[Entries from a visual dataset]
#####
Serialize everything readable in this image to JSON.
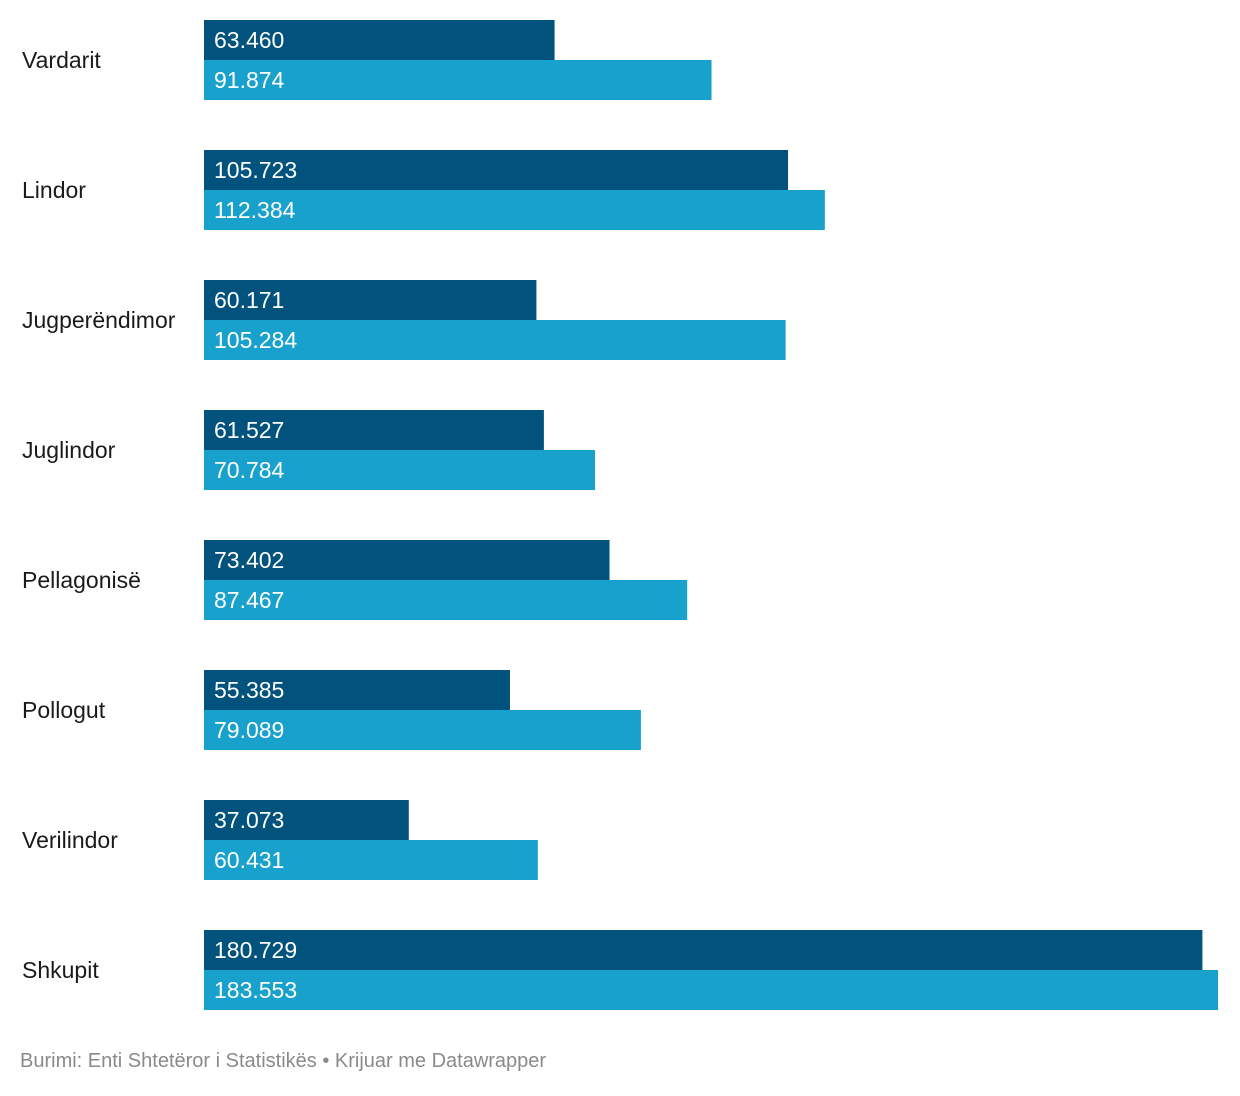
{
  "chart_data": {
    "type": "bar",
    "orientation": "horizontal",
    "grouped": true,
    "categories": [
      "Vardarit",
      "Lindor",
      "Jugperëndimor",
      "Juglindor",
      "Pellagonisë",
      "Pollogut",
      "Verilindor",
      "Shkupit"
    ],
    "series": [
      {
        "color": "#01527c",
        "values": [
          63460,
          105723,
          60171,
          61527,
          73402,
          55385,
          37073,
          180729
        ],
        "labels": [
          "63.460",
          "105.723",
          "60.171",
          "61.527",
          "73.402",
          "55.385",
          "37.073",
          "180.729"
        ]
      },
      {
        "color": "#18a1cd",
        "values": [
          91874,
          112384,
          105284,
          70784,
          87467,
          79089,
          60431,
          183553
        ],
        "labels": [
          "91.874",
          "112.384",
          "105.284",
          "70.784",
          "87.467",
          "79.089",
          "60.431",
          "183.553"
        ]
      }
    ],
    "xlim": [
      0,
      183553
    ],
    "grid": false,
    "legend": "none"
  },
  "footer": {
    "text": "Burimi: Enti Shtetëror i Statistikës • Krijuar me Datawrapper"
  }
}
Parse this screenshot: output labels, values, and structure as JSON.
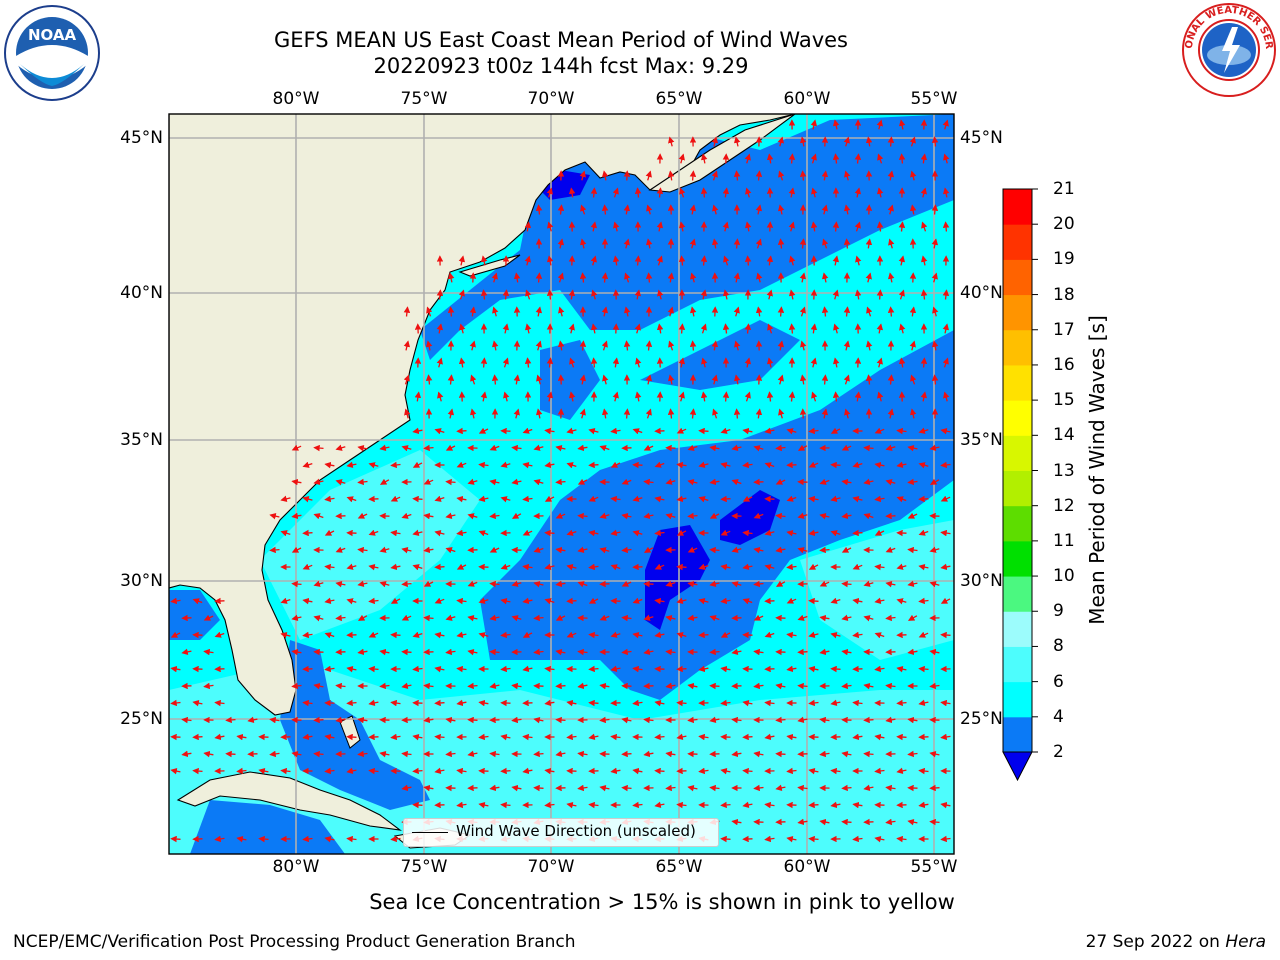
{
  "title": {
    "line1": "GEFS MEAN US East Coast Mean Period of Wind Waves",
    "line2": "20220923 t00z 144h fcst   Max: 9.29"
  },
  "axes": {
    "longitude_ticks": [
      "80°W",
      "75°W",
      "70°W",
      "65°W",
      "60°W",
      "55°W"
    ],
    "latitude_ticks": [
      "45°N",
      "40°N",
      "35°N",
      "30°N",
      "25°N"
    ]
  },
  "colorbar": {
    "label": "Mean Period of Wind Waves [s]",
    "ticks": [
      "2",
      "4",
      "6",
      "8",
      "9",
      "10",
      "11",
      "12",
      "13",
      "14",
      "15",
      "16",
      "17",
      "18",
      "19",
      "20",
      "21"
    ],
    "colors": [
      "#0000ee",
      "#0b7af6",
      "#00ffff",
      "#4dfdfd",
      "#9cfcfc",
      "#4bf880",
      "#00e000",
      "#5ddd00",
      "#b2ef00",
      "#d8f700",
      "#ffff00",
      "#ffe100",
      "#ffbf00",
      "#ff9400",
      "#ff6300",
      "#ff3300",
      "#ff0000"
    ]
  },
  "legend": {
    "text": "Wind Wave Direction (unscaled)"
  },
  "logos": {
    "noaa": "NOAA",
    "nws": "NATIONAL WEATHER SERVICE"
  },
  "notes": {
    "sea_ice": "Sea Ice Concentration > 15% is shown in pink to yellow",
    "footer_left": "NCEP/EMC/Verification Post Processing Product Generation Branch",
    "footer_date": "27 Sep 2022 on",
    "footer_machine": "Hera"
  },
  "map": {
    "extent": {
      "lon_min": -85,
      "lon_max": -54.3,
      "lat_min": 20.4,
      "lat_max": 45.8
    },
    "colors": {
      "land": "#efefdc",
      "grid": "#b0b0b0",
      "arrow": "#ee1111",
      "period_4_6": "#00ffff",
      "period_6_8": "#4dfdfd",
      "period_8_9": "#9cfcfc",
      "period_2_4": "#0b7af6",
      "period_below_2": "#0000ee"
    },
    "max_period": 9.29
  }
}
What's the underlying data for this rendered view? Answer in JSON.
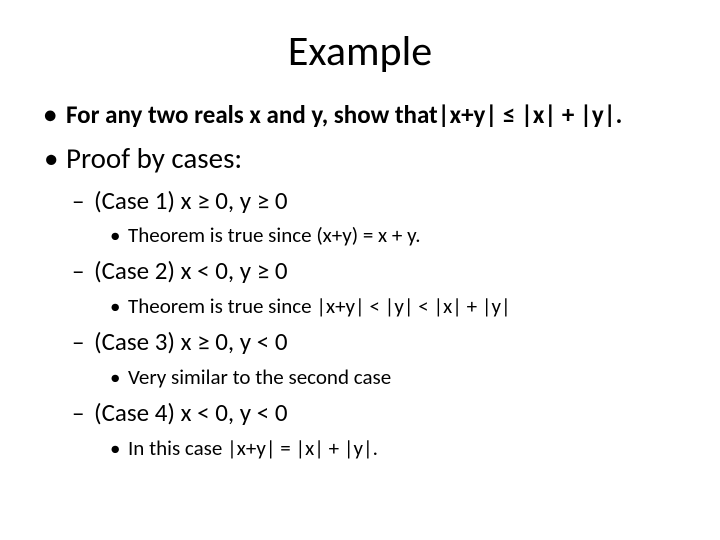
{
  "slide": {
    "title": "Example",
    "background_color": "#ffffff",
    "text_color": "#000000",
    "title_fontsize": 42,
    "l1_fontsize": 25,
    "l1_normal_fontsize": 29,
    "l2_fontsize": 25,
    "l3_fontsize": 21,
    "items": {
      "statement": "For any two reals x and y, show that|x+y| ≤ |x| + |y|.",
      "proof_label": "Proof by cases:",
      "case1": {
        "label": "(Case 1) x ≥ 0, y ≥ 0",
        "detail": "Theorem is true since  (x+y) = x + y."
      },
      "case2": {
        "label": "(Case 2) x < 0, y ≥ 0",
        "detail": "Theorem is true since |x+y| < |y| < |x| + |y|"
      },
      "case3": {
        "label": "(Case 3) x ≥ 0, y < 0",
        "detail": "Very similar to the second case"
      },
      "case4": {
        "label": "(Case 4) x < 0, y < 0",
        "detail": "In this case |x+y| = |x| + |y|."
      }
    }
  }
}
#####
**Stated problem:** Set down all the entries exactly as they appear, but skip any pictures.

**Solution:**
Serialize everything readable in this image to JSON.
{
  "chart_data": {
    "type": "bar",
    "orientation": "horizontal",
    "grouped": true,
    "categories": [
      "Vardarit",
      "Lindor",
      "Jugperëndimor",
      "Juglindor",
      "Pellagonisë",
      "Pollogut",
      "Verilindor",
      "Shkupit"
    ],
    "series": [
      {
        "color": "#01527c",
        "values": [
          63460,
          105723,
          60171,
          61527,
          73402,
          55385,
          37073,
          180729
        ],
        "labels": [
          "63.460",
          "105.723",
          "60.171",
          "61.527",
          "73.402",
          "55.385",
          "37.073",
          "180.729"
        ]
      },
      {
        "color": "#18a1cd",
        "values": [
          91874,
          112384,
          105284,
          70784,
          87467,
          79089,
          60431,
          183553
        ],
        "labels": [
          "91.874",
          "112.384",
          "105.284",
          "70.784",
          "87.467",
          "79.089",
          "60.431",
          "183.553"
        ]
      }
    ],
    "xlim": [
      0,
      183553
    ],
    "grid": false,
    "legend": "none"
  },
  "footer": {
    "text": "Burimi: Enti Shtetëror i Statistikës • Krijuar me Datawrapper"
  }
}
Parse this screenshot: output labels, values, and structure as JSON.
{
  "title": {
    "line1": "GEFS MEAN US East Coast Mean Period of Wind Waves",
    "line2": "20220923 t00z 144h fcst   Max: 9.29"
  },
  "axes": {
    "longitude_ticks": [
      "80°W",
      "75°W",
      "70°W",
      "65°W",
      "60°W",
      "55°W"
    ],
    "latitude_ticks": [
      "45°N",
      "40°N",
      "35°N",
      "30°N",
      "25°N"
    ]
  },
  "colorbar": {
    "label": "Mean Period of Wind Waves [s]",
    "ticks": [
      "2",
      "4",
      "6",
      "8",
      "9",
      "10",
      "11",
      "12",
      "13",
      "14",
      "15",
      "16",
      "17",
      "18",
      "19",
      "20",
      "21"
    ],
    "colors": [
      "#0000ee",
      "#0b7af6",
      "#00ffff",
      "#4dfdfd",
      "#9cfcfc",
      "#4bf880",
      "#00e000",
      "#5ddd00",
      "#b2ef00",
      "#d8f700",
      "#ffff00",
      "#ffe100",
      "#ffbf00",
      "#ff9400",
      "#ff6300",
      "#ff3300",
      "#ff0000"
    ]
  },
  "legend": {
    "text": "Wind Wave Direction (unscaled)"
  },
  "logos": {
    "noaa": "NOAA",
    "nws": "NATIONAL WEATHER SERVICE"
  },
  "notes": {
    "sea_ice": "Sea Ice Concentration > 15% is shown in pink to yellow",
    "footer_left": "NCEP/EMC/Verification Post Processing Product Generation Branch",
    "footer_date": "27 Sep 2022 on",
    "footer_machine": "Hera"
  },
  "map": {
    "extent": {
      "lon_min": -85,
      "lon_max": -54.3,
      "lat_min": 20.4,
      "lat_max": 45.8
    },
    "colors": {
      "land": "#efefdc",
      "grid": "#b0b0b0",
      "arrow": "#ee1111",
      "period_4_6": "#00ffff",
      "period_6_8": "#4dfdfd",
      "period_8_9": "#9cfcfc",
      "period_2_4": "#0b7af6",
      "period_below_2": "#0000ee"
    },
    "max_period": 9.29
  }
}
What's the underlying data for this rendered view? Answer in JSON.
{
  "slide": {
    "title": "Example",
    "background_color": "#ffffff",
    "text_color": "#000000",
    "title_fontsize": 42,
    "l1_fontsize": 25,
    "l1_normal_fontsize": 29,
    "l2_fontsize": 25,
    "l3_fontsize": 21,
    "items": {
      "statement": "For any two reals x and y, show that|x+y| ≤ |x| + |y|.",
      "proof_label": "Proof by cases:",
      "case1": {
        "label": "(Case 1) x ≥ 0, y ≥ 0",
        "detail": "Theorem is true since  (x+y) = x + y."
      },
      "case2": {
        "label": "(Case 2) x < 0, y ≥ 0",
        "detail": "Theorem is true since |x+y| < |y| < |x| + |y|"
      },
      "case3": {
        "label": "(Case 3) x ≥ 0, y < 0",
        "detail": "Very similar to the second case"
      },
      "case4": {
        "label": "(Case 4) x < 0, y < 0",
        "detail": "In this case |x+y| = |x| + |y|."
      }
    }
  }
}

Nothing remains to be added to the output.